Post 16: Feedback de erro

Continuando a série de postagens sobre os pilares do aprendizado (atenção, engajamento ativo, feedback de erro e consolidação), na lição de Stanislas Dehaene. Post baseado no livro How We Learn: Why Brains Learn Better Than Any Machine … for Now (https://amzn.to/31PRxoV).

O tema de hoje é feedback de erro.

Achei muito interessante o autor optar pela expressão feedback de erro quando poderia utilizar somente feedback. Com a leitura da obra, fica claro que foi uma escolha acertada, porque o erro é essencial para o aprendizado. Segundo Dehaene:

“Cometer erros é a forma mais natural de aprender. Os dois termos são virtualmente sinônimos, porque cada erro oferece uma oportunidade para aprender”.

Ele continua:

“Seria praticamente impossível progredir se não começássemos falhando. Erros sempre diminuem na medida em que recebamos feedback que nos mostre como melhorar. E é por isso que o feedback de erro é o terceiro pilar do aprendizado e um dos parâmetros educacionais mais influentes: a qualidade e a precisão do feedback que recebemos determina quão rápido aprendemos.”

Quando formulamos uma hipótese (ou respondemos uma questão), expectativas são inevitavelmente geradas, o que inclui uma previsão de acerto. Então confrontamos nossa resposta com realidade (o gabarito) e vem, de alguma forma, a surpresa, uma mensagem de erro. E essa mensagem de erro, a intensidade desse sinal de surpresa, é usada pelo cérebro para mudar nossa representação interna, no sentido de que nossa próxima resposta seja mais próxima da correta. Dehaene apresenta uma definição fantástica sobre aprendizado:

“Aprender é restringir o imprevisível”.

E o mais interessante é que o erro que gera essa mensagem não decorre necessariamente do erro da questão.

Esse erro essencial para o aprendizado é um sinal interno em nosso cérebro que também acontece quando acertamos, pois ele decorre da diferença entre a expectativa e o resultado.

Imagine uma questão CESPE de certo ou errado. Quando você não sabe a resposta correta e chuta, seu cérebro prevê que tem 50% de chance de acertar. Aí você confere e vê que acertou. A realidade mostrou que estava 100% certo. Essa diferença (entre 50% da previsão e 100% da realidade) gera um sinal de erro e dele você deve extrair o melhor feedback possível, identificando o conteúdo necessário para melhorar sua previsão e seu resultado. O mesmo vale para qualquer tipo de questão.

Sempre há uma expectativa e uma realidade. E a diferença pode ocorrer tanto quando você erra como quando você acerta. Sempre é uma oportunidade para aprender. Utilize esse mecanismo cerebral a seu favor. Aprenda também com seus acertos.

◆ **REGISTROS FORNECIDOS**:
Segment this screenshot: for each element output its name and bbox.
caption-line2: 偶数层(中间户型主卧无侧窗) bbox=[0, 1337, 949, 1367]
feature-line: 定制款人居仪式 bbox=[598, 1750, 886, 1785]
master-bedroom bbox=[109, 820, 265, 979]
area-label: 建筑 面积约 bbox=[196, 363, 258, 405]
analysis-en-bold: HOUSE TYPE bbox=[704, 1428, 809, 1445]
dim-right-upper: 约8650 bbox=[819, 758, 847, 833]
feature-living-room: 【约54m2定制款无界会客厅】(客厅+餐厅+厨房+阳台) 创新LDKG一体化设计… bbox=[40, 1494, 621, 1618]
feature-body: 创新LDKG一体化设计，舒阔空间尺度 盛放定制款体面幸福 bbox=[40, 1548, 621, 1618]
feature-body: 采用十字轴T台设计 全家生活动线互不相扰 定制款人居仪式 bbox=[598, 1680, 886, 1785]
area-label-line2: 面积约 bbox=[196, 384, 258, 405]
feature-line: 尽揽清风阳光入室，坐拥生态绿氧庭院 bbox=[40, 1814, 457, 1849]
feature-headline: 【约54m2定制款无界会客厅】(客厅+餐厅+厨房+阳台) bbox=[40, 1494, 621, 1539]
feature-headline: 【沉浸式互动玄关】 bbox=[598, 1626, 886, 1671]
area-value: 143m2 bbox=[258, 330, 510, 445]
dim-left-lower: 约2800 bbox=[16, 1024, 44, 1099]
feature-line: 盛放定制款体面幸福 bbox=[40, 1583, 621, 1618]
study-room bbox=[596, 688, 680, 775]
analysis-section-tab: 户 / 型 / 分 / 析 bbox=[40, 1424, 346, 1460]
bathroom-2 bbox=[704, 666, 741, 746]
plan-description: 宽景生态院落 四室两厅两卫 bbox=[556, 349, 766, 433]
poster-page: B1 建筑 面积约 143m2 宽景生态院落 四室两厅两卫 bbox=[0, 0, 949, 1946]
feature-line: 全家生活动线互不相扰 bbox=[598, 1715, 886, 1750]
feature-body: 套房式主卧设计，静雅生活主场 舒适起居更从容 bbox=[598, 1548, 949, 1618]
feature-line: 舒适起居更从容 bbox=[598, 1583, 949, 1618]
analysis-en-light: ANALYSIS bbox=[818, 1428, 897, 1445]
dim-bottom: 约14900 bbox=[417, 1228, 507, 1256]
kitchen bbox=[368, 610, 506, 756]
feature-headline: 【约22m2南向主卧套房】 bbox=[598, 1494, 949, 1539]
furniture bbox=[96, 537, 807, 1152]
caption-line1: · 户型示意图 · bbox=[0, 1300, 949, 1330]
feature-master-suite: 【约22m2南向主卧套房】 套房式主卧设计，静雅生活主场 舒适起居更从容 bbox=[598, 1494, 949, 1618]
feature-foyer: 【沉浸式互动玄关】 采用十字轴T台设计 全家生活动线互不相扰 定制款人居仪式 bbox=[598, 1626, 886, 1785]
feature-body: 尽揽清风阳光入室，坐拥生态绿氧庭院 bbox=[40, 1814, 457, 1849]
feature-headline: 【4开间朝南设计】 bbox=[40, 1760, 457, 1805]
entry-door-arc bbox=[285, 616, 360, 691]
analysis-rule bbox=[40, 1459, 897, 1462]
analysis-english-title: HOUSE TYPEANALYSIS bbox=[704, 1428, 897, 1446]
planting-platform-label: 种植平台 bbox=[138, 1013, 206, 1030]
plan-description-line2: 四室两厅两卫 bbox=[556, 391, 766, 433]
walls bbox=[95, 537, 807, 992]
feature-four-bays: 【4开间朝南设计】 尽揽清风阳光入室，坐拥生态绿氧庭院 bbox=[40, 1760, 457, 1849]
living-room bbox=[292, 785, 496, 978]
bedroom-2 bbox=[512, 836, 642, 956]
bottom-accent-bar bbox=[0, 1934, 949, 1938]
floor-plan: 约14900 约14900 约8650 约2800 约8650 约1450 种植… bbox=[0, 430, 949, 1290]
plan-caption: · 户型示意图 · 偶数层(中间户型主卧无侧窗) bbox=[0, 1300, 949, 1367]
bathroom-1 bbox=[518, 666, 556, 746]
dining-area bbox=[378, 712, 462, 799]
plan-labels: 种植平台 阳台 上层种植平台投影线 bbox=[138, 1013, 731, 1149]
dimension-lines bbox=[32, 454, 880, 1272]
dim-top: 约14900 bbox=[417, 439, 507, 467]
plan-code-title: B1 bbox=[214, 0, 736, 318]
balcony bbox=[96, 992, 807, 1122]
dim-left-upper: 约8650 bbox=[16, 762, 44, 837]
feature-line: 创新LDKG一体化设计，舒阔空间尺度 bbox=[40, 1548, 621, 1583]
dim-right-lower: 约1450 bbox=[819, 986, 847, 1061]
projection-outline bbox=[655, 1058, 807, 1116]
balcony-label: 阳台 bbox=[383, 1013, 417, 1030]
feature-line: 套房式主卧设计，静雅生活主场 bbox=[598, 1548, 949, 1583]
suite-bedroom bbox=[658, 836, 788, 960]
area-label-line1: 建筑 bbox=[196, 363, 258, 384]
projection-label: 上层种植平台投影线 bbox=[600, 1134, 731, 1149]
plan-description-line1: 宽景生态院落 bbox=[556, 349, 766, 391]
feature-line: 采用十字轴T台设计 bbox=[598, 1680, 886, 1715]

◆ **INSTRUÇÕES**:
(a) As afirmações a seguir concordam com o texto sobre feedback de erro? Responda sim ou não para cada uma e cite literalmente as palavras do texto que decidem a questão. (i) O sinal de erro interno também ocorre quando acertamos. (ii) O feedback de erro é apresentado como o segundo pilar do aprendizado. (iii) Ao chutar numa questão de certo ou errado, o cérebro prevê 50% de chance de acerto.
(b) Reproduza palavra por palavra um trecho do texto sobre feedback de erro: comece nas palavras que contêm "Quando formulamos uma" e pare depois de "erro da questão.".

◆ **RESPOSTAS ÀS TAREFAS**:
(a)
(i) Sim: "um sinal interno em nosso cérebro que também acontece quando acertamos".
(ii) Não: "o feedback de erro é o terceiro pilar do aprendizado".
(iii) Sim: "seu cérebro prevê que tem 50% de chance de acertar".

(b)
Quando formulamos uma hipótese (ou respondemos uma questão), expectativas são inevitavelmente geradas, o que inclui uma previsão de acerto. Então confrontamos nossa resposta com realidade (o gabarito) e vem, de alguma forma, a surpresa, uma mensagem de erro. E essa mensagem de erro, a intensidade desse sinal de surpresa, é usada pelo cérebro para mudar nossa representação interna, no sentido de que nossa próxima resposta seja mais próxima da correta. Dehaene apresenta uma definição fantástica sobre aprendizado:

“Aprender é restringir o imprevisível”.

E o mais interessante é que o erro que gera essa mensagem não decorre necessariamente do erro da questão.